Write out the data below in full. Keep it exact.

== GIVEN RECORDS ==
☆ ☆ ☆ ☆ ☆

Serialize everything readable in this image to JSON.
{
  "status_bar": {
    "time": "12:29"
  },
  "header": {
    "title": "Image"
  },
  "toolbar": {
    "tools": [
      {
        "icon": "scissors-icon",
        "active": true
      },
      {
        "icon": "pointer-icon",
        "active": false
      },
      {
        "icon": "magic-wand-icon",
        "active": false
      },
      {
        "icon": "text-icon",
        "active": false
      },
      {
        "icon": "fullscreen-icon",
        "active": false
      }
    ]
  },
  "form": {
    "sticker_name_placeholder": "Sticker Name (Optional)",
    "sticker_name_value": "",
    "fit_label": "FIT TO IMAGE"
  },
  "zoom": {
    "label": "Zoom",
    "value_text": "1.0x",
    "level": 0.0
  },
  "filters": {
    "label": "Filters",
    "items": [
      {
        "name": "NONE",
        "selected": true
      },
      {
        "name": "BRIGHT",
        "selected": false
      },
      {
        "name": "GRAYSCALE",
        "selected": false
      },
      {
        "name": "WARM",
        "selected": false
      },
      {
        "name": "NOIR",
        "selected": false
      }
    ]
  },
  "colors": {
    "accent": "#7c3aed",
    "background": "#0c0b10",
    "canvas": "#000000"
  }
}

☆ ☆ ☆ ☆ ☆

== RESPONSE TO THIS EXERCISE ==
Serialize everything readable in this image to JSON.
{
  "status_bar": {
    "time": "12:29"
  },
  "header": {
    "title": "Image"
  },
  "toolbar": {
    "tools": [
      {
        "icon": "scissors-icon",
        "active": true
      },
      {
        "icon": "pointer-icon",
        "active": false
      },
      {
        "icon": "magic-wand-icon",
        "active": false
      },
      {
        "icon": "text-icon",
        "active": false
      },
      {
        "icon": "fullscreen-icon",
        "active": false
      }
    ]
  },
  "form": {
    "sticker_name_placeholder": "Sticker Name (Optional)",
    "sticker_name_value": "",
    "fit_label": "FIT TO IMAGE"
  },
  "zoom": {
    "label": "Zoom",
    "value_text": "1.0x",
    "level": 0.0
  },
  "filters": {
    "label": "Filters",
    "items": [
      {
        "name": "NONE",
        "selected": true
      },
      {
        "name": "BRIGHT",
        "selected": false
      },
      {
        "name": "GRAYSCALE",
        "selected": false
      },
      {
        "name": "WARM",
        "selected": false
      },
      {
        "name": "NOIR",
        "selected": false
      }
    ]
  },
  "colors": {
    "accent": "#7c3aed",
    "background": "#0c0b10",
    "canvas": "#000000"
  }
}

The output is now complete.